Problem statement: Identify the lines containing the word "knappen". Copy each one.

--- Begin Provided entries ---

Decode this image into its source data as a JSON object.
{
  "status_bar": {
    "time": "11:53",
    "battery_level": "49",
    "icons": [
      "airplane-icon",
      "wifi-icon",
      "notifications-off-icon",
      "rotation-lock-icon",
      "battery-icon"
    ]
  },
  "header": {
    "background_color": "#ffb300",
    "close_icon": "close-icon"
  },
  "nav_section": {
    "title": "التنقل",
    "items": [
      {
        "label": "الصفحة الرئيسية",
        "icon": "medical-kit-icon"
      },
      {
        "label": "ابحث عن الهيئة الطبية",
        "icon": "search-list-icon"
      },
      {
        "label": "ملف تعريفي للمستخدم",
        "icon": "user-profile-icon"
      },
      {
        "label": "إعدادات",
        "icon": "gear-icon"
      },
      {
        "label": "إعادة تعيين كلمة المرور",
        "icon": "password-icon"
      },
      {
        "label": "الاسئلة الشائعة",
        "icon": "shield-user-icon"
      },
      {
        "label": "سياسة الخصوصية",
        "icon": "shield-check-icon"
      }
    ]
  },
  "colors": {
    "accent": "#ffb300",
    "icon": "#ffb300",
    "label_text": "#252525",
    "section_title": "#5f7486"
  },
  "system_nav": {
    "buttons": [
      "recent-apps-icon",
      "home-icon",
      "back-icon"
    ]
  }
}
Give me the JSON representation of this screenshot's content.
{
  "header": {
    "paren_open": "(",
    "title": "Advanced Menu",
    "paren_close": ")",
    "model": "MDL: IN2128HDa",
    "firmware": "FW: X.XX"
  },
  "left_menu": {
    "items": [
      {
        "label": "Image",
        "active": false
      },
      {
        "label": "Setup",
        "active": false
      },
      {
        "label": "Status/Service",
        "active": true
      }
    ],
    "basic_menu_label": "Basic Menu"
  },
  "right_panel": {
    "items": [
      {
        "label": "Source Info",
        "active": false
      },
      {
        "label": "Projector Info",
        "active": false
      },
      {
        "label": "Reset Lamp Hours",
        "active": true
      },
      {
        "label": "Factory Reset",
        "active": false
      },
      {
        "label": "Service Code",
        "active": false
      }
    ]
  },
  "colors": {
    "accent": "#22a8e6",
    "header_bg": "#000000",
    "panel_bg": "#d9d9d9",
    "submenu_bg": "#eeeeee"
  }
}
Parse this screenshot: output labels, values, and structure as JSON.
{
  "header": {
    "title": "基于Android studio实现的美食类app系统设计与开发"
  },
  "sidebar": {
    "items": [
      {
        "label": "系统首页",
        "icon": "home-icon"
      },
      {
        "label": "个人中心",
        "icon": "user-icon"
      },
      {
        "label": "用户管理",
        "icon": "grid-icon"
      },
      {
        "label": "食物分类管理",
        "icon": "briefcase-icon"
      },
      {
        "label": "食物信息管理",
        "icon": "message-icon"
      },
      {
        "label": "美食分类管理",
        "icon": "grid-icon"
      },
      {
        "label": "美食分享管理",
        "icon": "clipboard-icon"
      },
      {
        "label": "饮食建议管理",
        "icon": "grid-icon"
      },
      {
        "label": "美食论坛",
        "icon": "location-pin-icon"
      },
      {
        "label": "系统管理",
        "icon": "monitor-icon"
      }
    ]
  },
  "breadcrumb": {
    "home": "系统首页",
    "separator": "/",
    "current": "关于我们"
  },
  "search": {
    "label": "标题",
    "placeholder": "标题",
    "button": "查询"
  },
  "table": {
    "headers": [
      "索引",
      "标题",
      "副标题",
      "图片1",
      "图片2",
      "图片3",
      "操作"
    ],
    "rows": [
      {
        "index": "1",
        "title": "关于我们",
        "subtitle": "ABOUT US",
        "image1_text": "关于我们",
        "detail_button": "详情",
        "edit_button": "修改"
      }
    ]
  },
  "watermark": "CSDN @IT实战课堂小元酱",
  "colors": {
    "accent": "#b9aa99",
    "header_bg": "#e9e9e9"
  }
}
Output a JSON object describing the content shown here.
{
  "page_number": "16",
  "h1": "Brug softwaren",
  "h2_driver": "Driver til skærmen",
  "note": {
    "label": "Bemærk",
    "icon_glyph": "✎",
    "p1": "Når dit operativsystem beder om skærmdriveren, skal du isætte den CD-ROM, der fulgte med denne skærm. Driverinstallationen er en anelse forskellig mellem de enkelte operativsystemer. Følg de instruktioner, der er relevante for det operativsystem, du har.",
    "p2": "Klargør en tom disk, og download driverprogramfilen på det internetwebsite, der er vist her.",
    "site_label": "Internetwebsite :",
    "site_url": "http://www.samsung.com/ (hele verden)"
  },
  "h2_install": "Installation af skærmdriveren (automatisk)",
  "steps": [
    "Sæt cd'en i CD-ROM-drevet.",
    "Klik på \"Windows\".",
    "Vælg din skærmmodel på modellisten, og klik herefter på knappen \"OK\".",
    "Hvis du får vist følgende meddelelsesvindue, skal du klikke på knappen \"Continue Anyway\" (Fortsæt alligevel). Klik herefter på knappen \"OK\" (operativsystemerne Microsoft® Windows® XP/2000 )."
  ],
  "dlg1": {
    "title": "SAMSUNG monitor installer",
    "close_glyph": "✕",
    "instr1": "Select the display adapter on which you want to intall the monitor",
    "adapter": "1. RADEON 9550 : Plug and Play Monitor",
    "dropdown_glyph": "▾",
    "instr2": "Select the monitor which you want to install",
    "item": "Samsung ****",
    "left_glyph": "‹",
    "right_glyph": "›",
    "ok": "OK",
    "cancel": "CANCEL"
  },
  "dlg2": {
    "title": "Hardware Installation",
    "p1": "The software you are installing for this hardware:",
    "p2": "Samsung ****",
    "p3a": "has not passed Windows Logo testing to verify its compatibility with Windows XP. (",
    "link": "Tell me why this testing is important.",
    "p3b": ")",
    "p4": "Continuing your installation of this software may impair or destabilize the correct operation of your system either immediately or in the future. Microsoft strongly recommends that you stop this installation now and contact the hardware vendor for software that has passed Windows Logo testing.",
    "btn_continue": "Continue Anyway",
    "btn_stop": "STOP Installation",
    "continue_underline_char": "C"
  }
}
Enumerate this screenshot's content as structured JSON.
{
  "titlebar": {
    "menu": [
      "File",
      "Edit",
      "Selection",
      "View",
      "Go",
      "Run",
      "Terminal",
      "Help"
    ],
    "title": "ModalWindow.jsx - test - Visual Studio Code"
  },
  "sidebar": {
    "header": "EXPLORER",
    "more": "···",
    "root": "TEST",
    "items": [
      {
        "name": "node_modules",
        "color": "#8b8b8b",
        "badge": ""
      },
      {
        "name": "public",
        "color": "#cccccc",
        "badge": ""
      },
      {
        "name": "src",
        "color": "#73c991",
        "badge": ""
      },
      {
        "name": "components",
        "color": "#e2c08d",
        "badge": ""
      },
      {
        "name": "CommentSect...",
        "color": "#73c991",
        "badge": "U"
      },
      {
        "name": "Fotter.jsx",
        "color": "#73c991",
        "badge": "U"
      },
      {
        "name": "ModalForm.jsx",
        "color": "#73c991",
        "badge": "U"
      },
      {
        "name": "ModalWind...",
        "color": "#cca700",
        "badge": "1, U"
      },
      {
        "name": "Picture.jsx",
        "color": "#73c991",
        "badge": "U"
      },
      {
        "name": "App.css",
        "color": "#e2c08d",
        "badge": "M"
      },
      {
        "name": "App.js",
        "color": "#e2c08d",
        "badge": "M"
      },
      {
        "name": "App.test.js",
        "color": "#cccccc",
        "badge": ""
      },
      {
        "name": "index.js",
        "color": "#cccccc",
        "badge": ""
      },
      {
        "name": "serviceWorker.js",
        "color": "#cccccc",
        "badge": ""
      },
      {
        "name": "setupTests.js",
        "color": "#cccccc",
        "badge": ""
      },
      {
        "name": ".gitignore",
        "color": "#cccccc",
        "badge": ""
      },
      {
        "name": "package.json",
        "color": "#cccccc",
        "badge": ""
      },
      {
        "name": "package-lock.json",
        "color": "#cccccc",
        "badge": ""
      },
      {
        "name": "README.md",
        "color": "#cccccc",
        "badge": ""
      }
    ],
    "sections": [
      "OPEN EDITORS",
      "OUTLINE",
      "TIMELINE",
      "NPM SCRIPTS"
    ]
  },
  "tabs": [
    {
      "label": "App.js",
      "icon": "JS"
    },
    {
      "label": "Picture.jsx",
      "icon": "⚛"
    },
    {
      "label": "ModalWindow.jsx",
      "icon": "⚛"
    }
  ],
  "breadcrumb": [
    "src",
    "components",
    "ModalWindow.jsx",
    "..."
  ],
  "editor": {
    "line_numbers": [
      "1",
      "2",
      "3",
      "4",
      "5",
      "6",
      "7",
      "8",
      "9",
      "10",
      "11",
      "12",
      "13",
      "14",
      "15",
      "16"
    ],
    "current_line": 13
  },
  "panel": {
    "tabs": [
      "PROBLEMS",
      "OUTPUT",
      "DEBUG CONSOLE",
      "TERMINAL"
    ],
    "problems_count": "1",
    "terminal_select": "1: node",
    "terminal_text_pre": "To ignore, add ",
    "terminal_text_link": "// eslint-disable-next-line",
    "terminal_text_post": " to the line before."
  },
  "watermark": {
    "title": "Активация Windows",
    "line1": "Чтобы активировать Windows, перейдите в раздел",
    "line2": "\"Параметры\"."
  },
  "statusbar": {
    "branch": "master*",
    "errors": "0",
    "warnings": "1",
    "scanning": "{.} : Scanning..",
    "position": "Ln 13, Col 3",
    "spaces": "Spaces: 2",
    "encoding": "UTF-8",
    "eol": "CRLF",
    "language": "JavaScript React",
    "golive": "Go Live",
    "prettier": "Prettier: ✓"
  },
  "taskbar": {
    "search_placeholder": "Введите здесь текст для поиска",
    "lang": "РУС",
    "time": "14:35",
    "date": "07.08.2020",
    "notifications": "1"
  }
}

--- End Provided entries ---

Full output:
    "Vælg din skærmmodel på modellisten, og klik herefter på knappen \"OK\".",
    "Hvis du får vist følgende meddelelsesvindue, skal du klikke på knappen \"Continue Anyway\" (Fortsæt alligevel). Klik herefter på knappen \"OK\" (operativsystemerne Microsoft® Windows® XP/2000 )."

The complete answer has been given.